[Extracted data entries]

(begin)

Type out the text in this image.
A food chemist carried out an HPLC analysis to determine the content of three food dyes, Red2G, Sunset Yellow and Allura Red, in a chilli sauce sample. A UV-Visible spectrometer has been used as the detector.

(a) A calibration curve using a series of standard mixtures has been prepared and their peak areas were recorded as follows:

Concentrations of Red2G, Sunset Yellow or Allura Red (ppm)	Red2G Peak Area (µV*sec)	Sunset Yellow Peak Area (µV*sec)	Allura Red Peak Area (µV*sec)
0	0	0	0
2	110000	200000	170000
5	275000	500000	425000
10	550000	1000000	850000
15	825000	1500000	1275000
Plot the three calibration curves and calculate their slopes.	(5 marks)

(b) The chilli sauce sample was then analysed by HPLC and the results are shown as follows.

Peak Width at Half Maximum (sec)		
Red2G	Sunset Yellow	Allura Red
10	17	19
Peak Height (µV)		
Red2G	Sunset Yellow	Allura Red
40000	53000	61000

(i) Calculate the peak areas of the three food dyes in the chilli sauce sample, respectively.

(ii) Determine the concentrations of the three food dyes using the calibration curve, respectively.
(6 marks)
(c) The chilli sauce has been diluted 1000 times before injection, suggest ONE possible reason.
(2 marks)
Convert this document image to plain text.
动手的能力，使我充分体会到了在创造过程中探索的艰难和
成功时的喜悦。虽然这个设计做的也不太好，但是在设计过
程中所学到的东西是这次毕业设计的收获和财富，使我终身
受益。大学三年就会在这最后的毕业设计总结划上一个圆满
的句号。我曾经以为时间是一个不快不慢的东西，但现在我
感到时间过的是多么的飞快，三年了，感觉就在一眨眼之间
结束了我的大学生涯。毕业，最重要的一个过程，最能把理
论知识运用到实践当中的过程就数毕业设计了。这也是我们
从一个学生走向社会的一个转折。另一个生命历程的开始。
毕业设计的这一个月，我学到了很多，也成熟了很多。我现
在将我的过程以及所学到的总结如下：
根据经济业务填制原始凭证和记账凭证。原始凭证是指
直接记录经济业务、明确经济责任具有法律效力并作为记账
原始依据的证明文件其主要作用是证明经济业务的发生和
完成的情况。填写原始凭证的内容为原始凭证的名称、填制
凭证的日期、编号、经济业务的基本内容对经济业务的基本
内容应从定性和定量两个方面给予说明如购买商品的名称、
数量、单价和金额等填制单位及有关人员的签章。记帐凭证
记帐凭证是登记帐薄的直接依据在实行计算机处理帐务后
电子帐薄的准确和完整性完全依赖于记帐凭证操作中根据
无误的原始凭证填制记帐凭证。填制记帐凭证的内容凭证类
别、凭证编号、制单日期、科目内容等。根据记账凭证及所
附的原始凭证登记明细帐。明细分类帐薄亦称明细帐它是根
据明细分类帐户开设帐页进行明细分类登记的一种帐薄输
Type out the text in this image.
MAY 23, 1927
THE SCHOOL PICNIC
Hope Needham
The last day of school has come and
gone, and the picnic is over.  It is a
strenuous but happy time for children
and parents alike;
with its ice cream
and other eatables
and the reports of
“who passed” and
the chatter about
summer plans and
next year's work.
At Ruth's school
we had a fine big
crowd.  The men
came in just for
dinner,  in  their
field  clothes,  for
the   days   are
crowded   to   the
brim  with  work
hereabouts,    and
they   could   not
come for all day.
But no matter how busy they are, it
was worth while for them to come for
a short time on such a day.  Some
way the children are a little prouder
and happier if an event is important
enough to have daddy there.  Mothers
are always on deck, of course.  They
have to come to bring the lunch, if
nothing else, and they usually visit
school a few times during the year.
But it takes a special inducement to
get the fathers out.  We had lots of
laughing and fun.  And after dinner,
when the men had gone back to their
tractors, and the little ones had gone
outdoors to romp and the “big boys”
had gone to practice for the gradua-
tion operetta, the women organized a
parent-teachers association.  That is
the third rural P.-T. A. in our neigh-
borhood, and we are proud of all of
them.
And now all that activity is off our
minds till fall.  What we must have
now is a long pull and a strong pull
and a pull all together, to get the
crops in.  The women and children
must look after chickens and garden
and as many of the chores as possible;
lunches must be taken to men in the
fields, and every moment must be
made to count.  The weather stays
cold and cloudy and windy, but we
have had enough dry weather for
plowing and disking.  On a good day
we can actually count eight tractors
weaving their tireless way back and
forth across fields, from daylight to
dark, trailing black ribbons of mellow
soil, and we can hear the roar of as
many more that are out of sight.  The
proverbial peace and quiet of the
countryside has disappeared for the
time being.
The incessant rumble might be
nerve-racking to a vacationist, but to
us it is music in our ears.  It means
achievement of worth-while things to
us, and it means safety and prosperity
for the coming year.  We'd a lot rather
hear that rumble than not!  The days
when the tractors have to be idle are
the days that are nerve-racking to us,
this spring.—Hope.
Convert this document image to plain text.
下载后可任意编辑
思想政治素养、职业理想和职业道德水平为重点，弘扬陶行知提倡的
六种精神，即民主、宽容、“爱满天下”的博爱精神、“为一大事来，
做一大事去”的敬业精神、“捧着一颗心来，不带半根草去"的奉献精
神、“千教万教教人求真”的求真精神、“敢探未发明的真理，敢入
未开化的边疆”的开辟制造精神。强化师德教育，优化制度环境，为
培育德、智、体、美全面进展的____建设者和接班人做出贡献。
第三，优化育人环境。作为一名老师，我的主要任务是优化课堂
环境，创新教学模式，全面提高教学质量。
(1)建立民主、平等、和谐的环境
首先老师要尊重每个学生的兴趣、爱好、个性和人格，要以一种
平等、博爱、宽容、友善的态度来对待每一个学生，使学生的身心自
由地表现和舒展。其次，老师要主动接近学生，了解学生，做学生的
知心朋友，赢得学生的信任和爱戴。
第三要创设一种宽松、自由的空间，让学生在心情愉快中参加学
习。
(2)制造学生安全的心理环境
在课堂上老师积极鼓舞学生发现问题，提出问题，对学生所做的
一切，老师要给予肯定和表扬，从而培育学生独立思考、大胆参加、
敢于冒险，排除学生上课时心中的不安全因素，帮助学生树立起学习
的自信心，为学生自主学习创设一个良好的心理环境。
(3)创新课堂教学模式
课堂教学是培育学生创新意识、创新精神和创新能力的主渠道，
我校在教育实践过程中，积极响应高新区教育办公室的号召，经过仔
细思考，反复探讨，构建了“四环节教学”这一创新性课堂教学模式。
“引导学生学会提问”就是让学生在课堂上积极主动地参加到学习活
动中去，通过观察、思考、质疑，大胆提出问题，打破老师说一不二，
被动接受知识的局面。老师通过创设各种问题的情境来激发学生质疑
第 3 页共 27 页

(end)

Pick out the lines that include the word "Sunset" and write them out.

## Correct response:
A food chemist carried out an HPLC analysis to determine the content of three food dyes, Red2G, Sunset Yellow and Allura Red, in a chilli sauce sample. A UV-Visible spectrometer has been used as the detector.
Concentrations of Red2G, Sunset Yellow or Allura Red (ppm)	Red2G Peak Area (µV*sec)	Sunset Yellow Peak Area (µV*sec)	Allura Red Peak Area (µV*sec)
Red2G	Sunset Yellow	Allura Red
Red2G	Sunset Yellow	Allura Red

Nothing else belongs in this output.